Extracted data entries
....................
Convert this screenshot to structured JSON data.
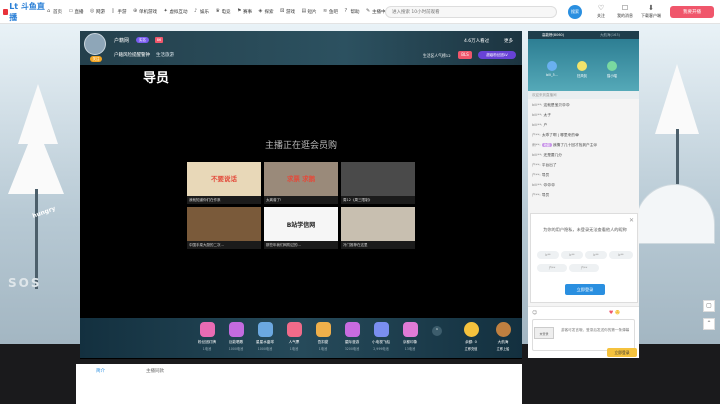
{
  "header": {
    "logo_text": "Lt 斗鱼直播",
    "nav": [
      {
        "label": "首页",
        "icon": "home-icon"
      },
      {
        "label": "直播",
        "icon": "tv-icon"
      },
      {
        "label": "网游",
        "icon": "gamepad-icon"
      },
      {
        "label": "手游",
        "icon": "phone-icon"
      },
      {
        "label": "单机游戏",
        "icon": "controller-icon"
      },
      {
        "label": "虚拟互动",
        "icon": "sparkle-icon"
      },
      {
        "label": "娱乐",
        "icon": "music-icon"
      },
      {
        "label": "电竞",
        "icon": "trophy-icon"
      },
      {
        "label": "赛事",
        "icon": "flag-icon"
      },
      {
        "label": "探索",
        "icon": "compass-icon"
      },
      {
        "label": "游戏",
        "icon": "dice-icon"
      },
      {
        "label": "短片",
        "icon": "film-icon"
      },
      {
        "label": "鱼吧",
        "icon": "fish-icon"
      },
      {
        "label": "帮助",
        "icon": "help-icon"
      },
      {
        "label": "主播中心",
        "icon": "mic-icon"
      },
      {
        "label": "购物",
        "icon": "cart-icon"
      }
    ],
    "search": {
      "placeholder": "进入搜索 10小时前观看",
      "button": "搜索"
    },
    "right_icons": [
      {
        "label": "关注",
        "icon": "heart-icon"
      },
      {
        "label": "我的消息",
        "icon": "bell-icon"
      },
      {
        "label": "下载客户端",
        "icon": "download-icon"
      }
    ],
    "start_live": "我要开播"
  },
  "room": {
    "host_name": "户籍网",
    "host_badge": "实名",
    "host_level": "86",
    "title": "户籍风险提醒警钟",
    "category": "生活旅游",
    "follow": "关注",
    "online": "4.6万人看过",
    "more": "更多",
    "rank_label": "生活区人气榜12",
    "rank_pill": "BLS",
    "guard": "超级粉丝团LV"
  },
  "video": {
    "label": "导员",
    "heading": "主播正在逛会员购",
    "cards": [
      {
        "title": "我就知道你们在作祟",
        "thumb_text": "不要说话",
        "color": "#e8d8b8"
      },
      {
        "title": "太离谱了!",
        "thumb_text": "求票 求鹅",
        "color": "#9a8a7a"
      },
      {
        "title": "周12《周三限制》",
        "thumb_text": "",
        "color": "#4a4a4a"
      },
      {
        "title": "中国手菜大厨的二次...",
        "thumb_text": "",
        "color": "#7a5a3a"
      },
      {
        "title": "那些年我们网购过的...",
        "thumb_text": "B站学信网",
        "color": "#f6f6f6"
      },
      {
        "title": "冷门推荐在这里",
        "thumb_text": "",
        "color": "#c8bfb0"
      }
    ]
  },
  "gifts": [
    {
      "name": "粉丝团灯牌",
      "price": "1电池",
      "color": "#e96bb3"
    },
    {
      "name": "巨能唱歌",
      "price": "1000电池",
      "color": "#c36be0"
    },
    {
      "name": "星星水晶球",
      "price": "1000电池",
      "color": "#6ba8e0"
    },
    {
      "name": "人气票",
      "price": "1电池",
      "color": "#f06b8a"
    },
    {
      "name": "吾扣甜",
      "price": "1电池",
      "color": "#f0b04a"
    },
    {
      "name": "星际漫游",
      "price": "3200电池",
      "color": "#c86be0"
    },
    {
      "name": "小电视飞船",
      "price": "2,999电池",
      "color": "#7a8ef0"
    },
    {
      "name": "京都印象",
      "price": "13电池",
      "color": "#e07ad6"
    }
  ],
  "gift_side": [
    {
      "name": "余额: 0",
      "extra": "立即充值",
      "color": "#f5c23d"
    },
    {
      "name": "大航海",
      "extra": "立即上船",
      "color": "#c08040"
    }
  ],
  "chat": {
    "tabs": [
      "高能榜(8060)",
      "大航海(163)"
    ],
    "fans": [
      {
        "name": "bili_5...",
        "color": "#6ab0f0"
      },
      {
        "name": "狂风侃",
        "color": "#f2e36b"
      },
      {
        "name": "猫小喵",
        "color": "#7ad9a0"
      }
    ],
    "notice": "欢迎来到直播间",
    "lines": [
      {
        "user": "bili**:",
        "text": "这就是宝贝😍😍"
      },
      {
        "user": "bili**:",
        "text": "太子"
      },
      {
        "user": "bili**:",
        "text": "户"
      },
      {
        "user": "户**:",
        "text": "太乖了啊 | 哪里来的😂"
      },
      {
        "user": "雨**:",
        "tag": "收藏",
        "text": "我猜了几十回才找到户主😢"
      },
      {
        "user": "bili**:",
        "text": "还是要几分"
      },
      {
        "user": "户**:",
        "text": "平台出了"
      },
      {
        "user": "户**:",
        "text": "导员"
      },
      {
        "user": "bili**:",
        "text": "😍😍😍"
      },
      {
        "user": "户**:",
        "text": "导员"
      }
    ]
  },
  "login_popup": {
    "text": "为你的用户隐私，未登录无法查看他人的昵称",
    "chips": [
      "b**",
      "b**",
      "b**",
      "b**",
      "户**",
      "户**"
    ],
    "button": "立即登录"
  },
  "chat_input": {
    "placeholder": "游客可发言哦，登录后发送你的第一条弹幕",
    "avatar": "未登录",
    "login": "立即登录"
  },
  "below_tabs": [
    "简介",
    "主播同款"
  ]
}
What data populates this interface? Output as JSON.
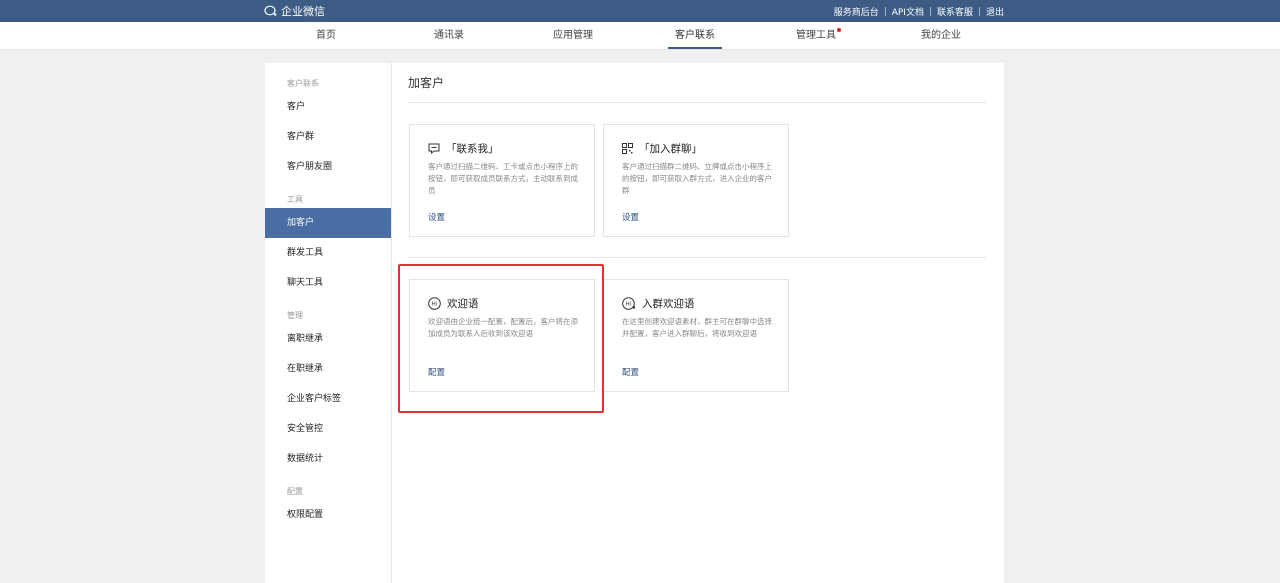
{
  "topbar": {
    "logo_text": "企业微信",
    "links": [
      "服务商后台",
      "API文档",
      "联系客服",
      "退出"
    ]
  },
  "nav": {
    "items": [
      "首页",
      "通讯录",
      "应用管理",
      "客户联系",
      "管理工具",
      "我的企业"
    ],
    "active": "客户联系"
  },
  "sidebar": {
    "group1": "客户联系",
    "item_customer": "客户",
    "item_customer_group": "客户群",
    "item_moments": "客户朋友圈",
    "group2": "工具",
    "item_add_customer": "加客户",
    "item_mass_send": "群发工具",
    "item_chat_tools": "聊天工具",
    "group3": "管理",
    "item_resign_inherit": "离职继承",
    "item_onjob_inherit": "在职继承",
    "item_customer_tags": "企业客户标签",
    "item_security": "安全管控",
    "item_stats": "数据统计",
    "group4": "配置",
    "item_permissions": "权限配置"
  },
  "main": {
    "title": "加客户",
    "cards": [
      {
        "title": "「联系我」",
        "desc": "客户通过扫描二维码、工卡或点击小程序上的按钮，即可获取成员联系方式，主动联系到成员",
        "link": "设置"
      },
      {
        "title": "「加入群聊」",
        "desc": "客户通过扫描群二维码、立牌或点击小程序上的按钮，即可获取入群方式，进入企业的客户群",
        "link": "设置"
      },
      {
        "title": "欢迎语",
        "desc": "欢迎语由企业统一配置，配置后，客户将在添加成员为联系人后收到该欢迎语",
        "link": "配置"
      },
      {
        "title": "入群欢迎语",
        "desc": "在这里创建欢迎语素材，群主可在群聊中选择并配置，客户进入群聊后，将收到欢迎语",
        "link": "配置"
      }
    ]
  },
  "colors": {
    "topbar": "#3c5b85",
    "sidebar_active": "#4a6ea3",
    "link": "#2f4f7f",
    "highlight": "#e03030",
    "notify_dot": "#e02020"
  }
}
....................
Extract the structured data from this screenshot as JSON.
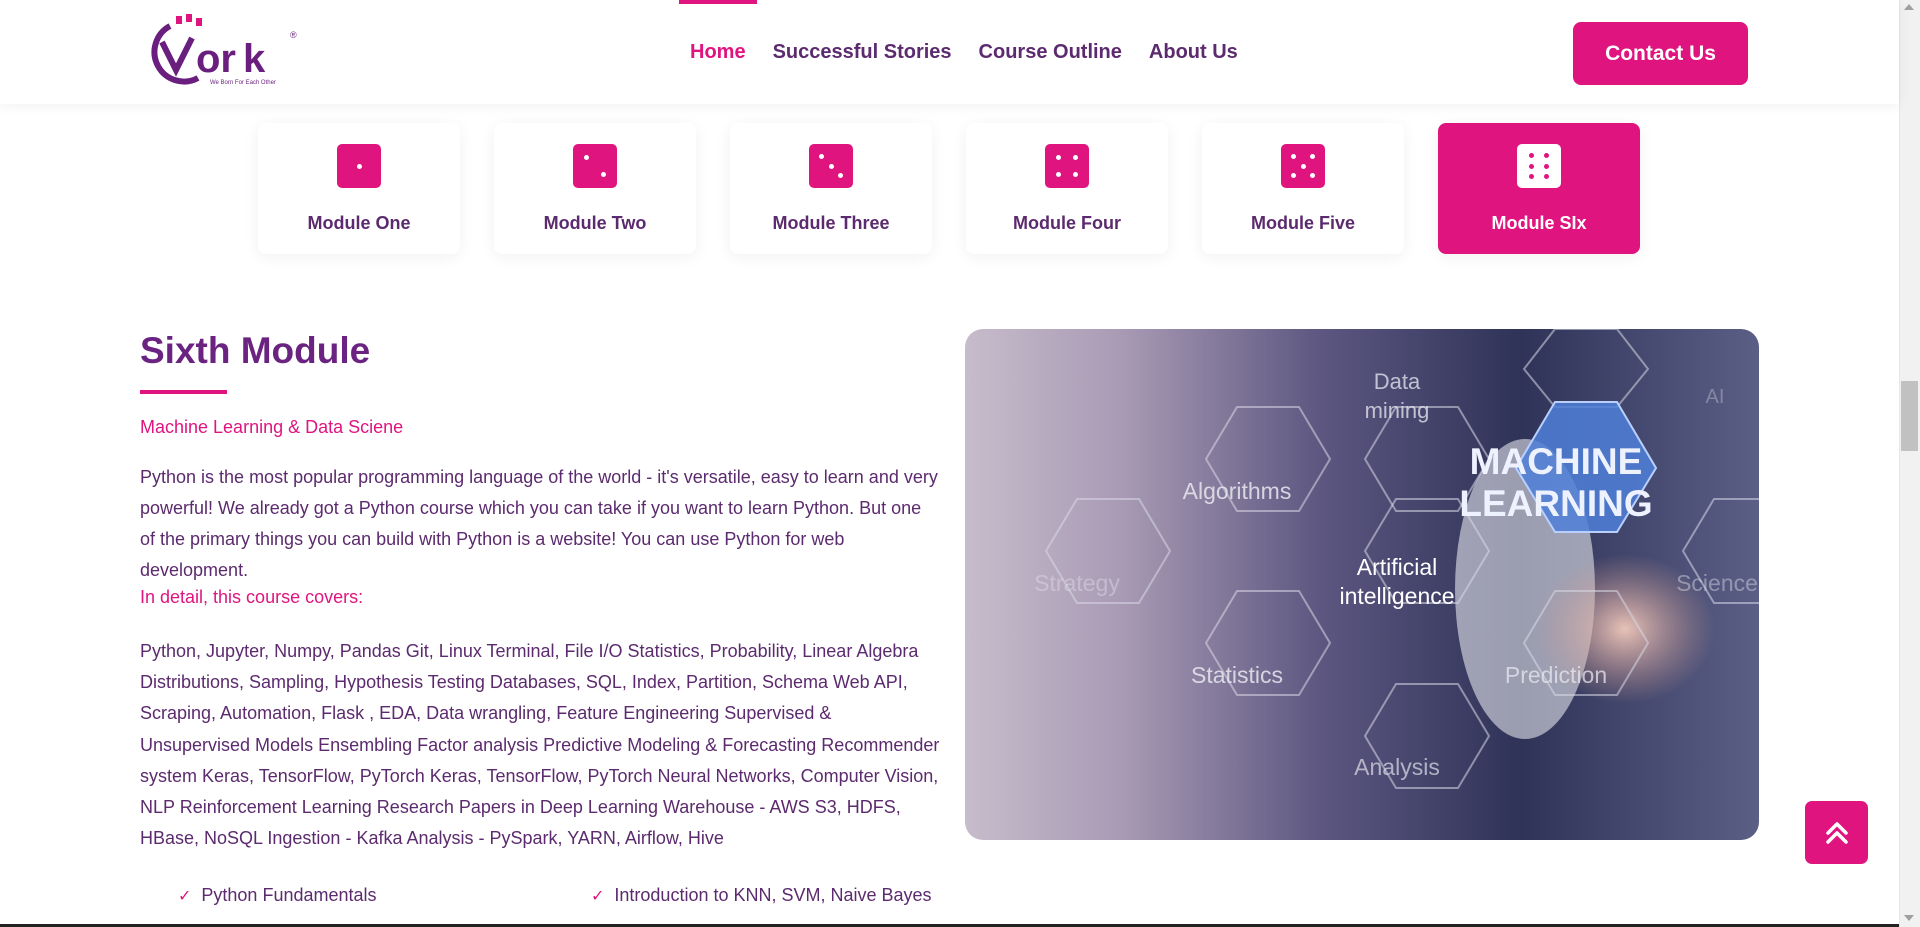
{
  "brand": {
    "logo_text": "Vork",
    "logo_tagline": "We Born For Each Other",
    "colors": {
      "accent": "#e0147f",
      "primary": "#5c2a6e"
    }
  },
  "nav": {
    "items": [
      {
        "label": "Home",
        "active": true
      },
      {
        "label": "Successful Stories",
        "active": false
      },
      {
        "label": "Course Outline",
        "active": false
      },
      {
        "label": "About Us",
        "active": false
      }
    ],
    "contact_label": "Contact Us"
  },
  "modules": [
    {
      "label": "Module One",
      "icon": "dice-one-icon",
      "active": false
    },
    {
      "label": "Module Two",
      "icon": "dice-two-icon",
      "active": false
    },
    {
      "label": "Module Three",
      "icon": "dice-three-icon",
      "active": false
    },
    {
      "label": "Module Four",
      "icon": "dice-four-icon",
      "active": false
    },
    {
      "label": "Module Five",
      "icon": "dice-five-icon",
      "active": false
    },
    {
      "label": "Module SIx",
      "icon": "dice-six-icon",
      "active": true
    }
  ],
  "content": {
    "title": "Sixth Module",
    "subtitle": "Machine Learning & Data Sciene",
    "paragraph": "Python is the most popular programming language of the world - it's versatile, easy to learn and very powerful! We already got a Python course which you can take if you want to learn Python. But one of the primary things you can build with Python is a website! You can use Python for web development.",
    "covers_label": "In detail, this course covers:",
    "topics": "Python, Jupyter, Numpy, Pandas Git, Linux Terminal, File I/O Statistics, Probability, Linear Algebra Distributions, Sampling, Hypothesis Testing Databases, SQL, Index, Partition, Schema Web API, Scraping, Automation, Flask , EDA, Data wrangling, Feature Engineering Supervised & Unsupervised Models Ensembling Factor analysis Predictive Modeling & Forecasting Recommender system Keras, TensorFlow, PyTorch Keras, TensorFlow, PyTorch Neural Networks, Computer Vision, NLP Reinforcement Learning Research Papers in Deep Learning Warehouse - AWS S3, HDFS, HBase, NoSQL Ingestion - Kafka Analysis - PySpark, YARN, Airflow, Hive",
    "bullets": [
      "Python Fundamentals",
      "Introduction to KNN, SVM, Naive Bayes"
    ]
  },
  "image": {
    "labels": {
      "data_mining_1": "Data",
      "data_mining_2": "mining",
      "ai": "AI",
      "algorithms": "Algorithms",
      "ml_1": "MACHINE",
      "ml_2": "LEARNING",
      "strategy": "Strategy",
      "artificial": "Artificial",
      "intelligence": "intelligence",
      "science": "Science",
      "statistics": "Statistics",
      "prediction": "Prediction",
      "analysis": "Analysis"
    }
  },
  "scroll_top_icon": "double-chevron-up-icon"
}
....................
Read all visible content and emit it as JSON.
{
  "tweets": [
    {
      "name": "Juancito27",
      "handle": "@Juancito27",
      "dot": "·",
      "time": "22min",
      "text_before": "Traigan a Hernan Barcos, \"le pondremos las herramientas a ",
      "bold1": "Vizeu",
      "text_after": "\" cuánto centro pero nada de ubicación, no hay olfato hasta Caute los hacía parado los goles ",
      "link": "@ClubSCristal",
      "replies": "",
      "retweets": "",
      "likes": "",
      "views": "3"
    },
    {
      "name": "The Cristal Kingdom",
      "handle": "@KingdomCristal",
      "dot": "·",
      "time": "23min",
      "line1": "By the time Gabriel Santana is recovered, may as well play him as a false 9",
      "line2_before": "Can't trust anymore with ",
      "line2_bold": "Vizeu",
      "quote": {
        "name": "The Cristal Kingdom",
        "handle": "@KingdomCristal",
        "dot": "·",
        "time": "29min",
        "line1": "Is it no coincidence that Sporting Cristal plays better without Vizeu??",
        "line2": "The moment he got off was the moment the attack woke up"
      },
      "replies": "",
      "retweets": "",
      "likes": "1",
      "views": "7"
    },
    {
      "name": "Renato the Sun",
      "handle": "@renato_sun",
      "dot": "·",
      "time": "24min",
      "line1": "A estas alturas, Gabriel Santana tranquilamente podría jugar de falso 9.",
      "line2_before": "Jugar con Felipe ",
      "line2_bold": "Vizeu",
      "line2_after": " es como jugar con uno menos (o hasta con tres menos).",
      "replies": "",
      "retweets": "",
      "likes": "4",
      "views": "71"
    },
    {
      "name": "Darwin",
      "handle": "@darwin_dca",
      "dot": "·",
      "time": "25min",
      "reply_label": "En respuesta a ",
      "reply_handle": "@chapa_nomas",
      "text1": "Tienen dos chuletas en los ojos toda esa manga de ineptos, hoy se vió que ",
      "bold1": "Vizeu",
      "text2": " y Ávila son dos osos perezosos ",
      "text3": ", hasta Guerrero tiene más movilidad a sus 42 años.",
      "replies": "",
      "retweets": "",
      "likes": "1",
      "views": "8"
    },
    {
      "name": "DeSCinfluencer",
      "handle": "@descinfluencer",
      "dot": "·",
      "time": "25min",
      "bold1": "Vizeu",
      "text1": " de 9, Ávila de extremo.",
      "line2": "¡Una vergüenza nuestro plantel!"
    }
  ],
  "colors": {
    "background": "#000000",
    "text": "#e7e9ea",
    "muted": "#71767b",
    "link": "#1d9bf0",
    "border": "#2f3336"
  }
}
....................
#### DESCRIPTION OF THE TASK
Look through the data and show every line containing "Statistics".

#### FULL OUTPUT
    "topics": "Python, Jupyter, Numpy, Pandas Git, Linux Terminal, File I/O Statistics, Probability, Linear Algebra Distributions, Sampling, Hypothesis Testing Databases, SQL, Index, Partition, Schema Web API, Scraping, Automation, Flask , EDA, Data wrangling, Feature Engineering Supervised & Unsupervised Models Ensembling Factor analysis Predictive Modeling & Forecasting Recommender system Keras, TensorFlow, PyTorch Keras, TensorFlow, PyTorch Neural Networks, Computer Vision, NLP Reinforcement Learning Research Papers in Deep Learning Warehouse - AWS S3, HDFS, HBase, NoSQL Ingestion - Kafka Analysis - PySpark, YARN, Airflow, Hive",
      "statistics": "Statistics",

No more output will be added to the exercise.